» Given exercise: Check each line of the material below for the string "depart", then report how many lines have it, and nothing else.

» Entries supplied:
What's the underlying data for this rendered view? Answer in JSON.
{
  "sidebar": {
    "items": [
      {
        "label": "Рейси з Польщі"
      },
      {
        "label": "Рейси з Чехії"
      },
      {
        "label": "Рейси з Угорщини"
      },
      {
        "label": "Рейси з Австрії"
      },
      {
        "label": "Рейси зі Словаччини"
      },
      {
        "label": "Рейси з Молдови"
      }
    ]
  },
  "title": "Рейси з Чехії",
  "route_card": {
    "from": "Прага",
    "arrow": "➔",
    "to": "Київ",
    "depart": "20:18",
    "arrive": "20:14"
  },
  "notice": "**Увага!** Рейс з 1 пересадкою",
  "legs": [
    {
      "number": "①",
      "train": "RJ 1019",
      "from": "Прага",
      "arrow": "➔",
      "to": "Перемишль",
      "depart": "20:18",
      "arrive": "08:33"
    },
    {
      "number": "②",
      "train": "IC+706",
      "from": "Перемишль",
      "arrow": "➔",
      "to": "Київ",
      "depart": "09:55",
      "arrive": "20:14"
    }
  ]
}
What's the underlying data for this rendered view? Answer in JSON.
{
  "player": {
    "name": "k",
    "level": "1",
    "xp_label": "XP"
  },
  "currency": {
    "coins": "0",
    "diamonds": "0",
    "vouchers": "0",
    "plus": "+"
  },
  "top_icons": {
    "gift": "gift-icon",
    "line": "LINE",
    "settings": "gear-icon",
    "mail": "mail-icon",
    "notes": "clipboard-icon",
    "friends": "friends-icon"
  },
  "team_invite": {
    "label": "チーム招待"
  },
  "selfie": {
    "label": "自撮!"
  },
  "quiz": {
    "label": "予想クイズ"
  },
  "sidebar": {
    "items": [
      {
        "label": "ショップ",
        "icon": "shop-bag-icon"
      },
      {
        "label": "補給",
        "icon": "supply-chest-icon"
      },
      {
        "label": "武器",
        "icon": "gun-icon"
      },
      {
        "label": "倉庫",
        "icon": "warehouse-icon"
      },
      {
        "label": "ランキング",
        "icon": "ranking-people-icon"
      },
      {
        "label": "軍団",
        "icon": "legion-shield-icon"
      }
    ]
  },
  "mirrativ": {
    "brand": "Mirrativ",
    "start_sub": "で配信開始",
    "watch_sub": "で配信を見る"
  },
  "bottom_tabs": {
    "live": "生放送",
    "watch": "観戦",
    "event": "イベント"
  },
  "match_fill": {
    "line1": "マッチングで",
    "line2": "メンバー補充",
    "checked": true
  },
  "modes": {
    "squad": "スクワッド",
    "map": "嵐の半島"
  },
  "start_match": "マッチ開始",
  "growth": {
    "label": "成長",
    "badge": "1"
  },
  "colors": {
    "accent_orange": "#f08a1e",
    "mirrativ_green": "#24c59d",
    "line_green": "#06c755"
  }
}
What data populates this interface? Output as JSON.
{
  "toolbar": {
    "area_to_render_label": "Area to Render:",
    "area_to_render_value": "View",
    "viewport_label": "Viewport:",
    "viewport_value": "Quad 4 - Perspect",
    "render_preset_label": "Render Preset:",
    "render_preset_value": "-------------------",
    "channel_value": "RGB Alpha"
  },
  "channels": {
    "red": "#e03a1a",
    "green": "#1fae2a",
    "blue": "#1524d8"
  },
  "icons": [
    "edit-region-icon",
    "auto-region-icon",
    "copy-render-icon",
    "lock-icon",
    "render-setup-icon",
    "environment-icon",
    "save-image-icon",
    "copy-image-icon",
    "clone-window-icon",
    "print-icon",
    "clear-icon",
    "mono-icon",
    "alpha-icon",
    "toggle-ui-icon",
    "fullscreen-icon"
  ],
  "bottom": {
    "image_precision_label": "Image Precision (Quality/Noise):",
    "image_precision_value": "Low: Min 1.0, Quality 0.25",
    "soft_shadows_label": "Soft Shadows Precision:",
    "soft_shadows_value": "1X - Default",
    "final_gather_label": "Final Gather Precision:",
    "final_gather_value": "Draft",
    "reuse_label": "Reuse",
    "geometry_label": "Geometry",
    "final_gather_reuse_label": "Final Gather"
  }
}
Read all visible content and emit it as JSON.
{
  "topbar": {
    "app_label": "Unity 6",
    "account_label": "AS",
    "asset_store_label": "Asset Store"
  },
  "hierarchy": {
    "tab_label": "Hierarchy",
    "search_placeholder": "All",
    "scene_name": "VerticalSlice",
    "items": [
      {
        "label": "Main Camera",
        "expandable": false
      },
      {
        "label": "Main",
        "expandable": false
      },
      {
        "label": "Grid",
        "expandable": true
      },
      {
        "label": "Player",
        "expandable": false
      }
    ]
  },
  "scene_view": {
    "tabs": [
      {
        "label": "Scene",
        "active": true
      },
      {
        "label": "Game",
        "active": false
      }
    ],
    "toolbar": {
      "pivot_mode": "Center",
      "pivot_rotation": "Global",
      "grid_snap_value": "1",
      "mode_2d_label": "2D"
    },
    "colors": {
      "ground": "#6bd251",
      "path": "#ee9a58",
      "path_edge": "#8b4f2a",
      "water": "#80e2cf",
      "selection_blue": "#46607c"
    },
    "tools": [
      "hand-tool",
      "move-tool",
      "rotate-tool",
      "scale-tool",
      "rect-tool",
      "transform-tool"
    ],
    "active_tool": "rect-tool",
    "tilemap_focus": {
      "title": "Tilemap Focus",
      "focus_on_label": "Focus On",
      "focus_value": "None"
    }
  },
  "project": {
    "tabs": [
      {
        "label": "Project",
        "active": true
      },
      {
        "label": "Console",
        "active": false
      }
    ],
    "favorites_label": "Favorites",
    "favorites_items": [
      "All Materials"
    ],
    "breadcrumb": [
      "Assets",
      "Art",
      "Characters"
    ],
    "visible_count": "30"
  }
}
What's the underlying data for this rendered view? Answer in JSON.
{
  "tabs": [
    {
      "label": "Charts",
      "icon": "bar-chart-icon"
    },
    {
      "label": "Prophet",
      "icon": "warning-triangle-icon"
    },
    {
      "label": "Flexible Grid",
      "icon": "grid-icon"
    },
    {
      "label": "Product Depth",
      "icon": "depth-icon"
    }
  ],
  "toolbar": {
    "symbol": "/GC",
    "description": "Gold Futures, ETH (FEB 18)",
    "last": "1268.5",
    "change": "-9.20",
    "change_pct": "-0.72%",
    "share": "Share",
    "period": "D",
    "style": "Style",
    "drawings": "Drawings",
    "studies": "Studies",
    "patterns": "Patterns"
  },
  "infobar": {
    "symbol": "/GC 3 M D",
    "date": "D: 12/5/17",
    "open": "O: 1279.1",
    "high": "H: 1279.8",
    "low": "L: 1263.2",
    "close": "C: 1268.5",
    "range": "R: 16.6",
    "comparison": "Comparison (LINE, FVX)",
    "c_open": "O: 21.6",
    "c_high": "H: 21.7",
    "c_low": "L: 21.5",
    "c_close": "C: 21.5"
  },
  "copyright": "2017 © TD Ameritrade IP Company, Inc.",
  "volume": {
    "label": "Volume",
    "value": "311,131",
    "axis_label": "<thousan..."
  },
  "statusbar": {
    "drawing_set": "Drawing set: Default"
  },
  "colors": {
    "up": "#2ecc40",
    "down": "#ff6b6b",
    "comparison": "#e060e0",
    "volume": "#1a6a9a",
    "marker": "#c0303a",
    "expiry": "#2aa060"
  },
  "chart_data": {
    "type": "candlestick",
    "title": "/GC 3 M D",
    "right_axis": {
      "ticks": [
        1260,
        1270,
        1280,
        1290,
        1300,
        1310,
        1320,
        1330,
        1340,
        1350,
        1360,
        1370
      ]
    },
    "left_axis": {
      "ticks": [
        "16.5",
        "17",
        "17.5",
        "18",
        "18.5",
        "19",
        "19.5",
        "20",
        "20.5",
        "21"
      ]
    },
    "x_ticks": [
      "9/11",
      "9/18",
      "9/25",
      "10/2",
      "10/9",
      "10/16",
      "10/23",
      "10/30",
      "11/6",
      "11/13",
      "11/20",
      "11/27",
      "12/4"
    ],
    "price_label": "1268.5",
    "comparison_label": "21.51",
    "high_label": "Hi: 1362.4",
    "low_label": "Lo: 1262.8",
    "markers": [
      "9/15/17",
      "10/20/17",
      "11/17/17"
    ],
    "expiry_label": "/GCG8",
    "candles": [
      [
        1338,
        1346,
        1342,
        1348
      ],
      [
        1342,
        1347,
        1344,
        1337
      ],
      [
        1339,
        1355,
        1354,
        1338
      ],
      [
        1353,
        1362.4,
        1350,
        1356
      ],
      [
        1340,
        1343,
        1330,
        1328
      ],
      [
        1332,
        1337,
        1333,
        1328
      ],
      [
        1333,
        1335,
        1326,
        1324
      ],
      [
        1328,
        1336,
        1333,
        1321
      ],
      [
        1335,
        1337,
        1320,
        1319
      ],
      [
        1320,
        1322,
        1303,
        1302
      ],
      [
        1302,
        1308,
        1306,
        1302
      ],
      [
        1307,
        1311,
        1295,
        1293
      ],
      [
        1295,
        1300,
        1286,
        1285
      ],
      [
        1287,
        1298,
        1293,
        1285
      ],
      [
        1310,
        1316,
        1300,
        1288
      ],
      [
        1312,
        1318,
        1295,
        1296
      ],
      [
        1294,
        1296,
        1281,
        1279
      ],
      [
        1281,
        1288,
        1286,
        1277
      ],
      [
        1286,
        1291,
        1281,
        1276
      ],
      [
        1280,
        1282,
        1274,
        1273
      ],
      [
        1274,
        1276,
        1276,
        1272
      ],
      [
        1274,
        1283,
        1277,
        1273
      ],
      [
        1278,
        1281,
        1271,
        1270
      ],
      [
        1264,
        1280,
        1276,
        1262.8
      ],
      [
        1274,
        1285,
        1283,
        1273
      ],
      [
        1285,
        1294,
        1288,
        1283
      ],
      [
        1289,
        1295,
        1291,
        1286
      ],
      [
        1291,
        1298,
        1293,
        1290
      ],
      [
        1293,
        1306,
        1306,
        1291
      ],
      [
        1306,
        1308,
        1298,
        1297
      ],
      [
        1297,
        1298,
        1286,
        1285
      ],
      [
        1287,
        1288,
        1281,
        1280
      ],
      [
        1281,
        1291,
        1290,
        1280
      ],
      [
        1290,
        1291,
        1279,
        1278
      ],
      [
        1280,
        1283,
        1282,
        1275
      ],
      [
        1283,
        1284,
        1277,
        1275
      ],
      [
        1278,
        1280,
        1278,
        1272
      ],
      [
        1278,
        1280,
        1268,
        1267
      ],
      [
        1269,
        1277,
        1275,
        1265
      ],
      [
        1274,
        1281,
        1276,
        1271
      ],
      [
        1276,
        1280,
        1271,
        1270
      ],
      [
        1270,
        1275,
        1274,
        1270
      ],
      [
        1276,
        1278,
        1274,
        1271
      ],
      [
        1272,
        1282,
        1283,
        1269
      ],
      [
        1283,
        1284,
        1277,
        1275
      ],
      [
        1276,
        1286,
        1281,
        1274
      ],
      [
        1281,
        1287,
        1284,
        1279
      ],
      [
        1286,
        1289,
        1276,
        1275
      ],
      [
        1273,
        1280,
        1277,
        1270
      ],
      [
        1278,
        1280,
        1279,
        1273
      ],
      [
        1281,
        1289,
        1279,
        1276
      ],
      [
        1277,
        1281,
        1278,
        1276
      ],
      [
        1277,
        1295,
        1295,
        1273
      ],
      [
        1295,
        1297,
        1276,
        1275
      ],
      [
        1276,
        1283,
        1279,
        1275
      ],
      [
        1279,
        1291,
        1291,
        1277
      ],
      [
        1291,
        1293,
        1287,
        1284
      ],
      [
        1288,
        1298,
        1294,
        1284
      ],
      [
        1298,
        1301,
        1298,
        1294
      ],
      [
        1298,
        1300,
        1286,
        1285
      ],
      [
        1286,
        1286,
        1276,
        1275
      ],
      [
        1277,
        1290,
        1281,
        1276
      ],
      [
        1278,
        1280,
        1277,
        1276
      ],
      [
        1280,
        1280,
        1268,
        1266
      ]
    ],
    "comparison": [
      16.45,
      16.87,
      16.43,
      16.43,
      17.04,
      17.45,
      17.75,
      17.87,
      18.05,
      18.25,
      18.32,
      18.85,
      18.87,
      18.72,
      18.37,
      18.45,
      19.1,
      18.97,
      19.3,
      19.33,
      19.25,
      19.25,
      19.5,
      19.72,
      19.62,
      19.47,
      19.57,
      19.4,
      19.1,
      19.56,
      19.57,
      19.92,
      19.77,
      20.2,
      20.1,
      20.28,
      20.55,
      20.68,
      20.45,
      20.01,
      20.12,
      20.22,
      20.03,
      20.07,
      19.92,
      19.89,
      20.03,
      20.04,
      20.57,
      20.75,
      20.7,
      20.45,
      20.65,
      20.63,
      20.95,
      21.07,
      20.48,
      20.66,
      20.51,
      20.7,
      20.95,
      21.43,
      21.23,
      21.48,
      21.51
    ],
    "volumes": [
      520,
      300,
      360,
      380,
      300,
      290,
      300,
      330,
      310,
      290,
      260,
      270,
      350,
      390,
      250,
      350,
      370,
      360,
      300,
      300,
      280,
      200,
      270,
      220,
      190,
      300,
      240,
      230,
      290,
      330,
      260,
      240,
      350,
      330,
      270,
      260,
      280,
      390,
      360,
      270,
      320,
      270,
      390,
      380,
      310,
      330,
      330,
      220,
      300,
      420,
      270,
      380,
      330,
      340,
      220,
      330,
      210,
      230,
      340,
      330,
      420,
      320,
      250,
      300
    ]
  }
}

» Reply to the task: 3